Task requirements - In the following material, identify every line holding the string "lista" and return it.

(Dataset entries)
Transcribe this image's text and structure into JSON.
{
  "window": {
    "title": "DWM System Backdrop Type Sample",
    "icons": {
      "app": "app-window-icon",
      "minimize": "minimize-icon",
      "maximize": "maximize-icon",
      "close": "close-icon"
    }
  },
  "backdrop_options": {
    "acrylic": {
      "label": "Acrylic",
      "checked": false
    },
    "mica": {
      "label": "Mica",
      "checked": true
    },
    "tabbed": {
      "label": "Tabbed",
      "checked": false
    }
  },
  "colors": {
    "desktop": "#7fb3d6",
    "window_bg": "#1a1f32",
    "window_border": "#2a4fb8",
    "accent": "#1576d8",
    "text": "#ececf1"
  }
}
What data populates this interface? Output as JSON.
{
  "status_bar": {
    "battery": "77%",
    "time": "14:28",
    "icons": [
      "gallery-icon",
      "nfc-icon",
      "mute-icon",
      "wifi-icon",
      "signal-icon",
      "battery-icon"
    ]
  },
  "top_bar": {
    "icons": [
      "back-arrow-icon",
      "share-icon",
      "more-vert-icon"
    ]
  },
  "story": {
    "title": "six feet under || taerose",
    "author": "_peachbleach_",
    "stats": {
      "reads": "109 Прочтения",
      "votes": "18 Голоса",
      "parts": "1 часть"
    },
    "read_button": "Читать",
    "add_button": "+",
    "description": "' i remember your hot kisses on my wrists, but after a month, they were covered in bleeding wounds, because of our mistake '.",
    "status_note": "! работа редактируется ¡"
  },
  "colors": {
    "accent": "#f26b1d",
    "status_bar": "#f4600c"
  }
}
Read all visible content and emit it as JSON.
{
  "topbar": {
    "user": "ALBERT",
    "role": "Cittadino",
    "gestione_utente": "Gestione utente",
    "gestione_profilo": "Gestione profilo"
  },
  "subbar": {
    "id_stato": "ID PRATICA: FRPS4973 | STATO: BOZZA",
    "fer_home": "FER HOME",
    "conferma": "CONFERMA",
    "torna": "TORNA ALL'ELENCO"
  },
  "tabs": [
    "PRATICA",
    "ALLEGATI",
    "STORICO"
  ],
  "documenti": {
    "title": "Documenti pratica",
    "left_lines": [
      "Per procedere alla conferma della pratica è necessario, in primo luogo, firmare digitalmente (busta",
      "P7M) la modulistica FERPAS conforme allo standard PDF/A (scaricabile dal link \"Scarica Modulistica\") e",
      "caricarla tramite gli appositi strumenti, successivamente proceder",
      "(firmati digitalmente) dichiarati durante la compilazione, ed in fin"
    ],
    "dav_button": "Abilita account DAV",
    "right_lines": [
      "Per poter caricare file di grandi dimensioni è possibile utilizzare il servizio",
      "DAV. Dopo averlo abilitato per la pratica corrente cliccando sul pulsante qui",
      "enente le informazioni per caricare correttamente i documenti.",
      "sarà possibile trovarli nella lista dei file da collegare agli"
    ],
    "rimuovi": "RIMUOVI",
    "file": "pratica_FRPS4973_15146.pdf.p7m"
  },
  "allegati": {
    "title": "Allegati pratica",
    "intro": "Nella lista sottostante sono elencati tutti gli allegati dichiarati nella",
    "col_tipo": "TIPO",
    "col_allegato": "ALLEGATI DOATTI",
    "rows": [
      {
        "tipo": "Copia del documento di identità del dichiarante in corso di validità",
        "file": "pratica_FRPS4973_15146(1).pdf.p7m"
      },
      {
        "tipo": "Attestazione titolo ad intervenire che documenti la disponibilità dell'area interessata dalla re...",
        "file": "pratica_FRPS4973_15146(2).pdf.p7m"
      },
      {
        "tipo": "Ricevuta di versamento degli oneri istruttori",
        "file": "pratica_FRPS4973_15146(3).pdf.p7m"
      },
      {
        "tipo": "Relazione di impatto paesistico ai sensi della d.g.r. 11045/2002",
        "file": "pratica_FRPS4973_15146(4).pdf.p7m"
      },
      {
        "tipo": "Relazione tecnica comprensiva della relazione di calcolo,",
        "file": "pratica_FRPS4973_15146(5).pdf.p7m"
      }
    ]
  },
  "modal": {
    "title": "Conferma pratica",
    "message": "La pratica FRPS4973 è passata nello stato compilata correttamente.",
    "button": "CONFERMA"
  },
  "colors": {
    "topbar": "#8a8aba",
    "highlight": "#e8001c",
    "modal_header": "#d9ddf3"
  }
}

Full solution -
      "sarà possibile trovarli nella lista dei file da collegare agli"
    "intro": "Nella lista sottostante sono elencati tutti gli allegati dichiarati nella",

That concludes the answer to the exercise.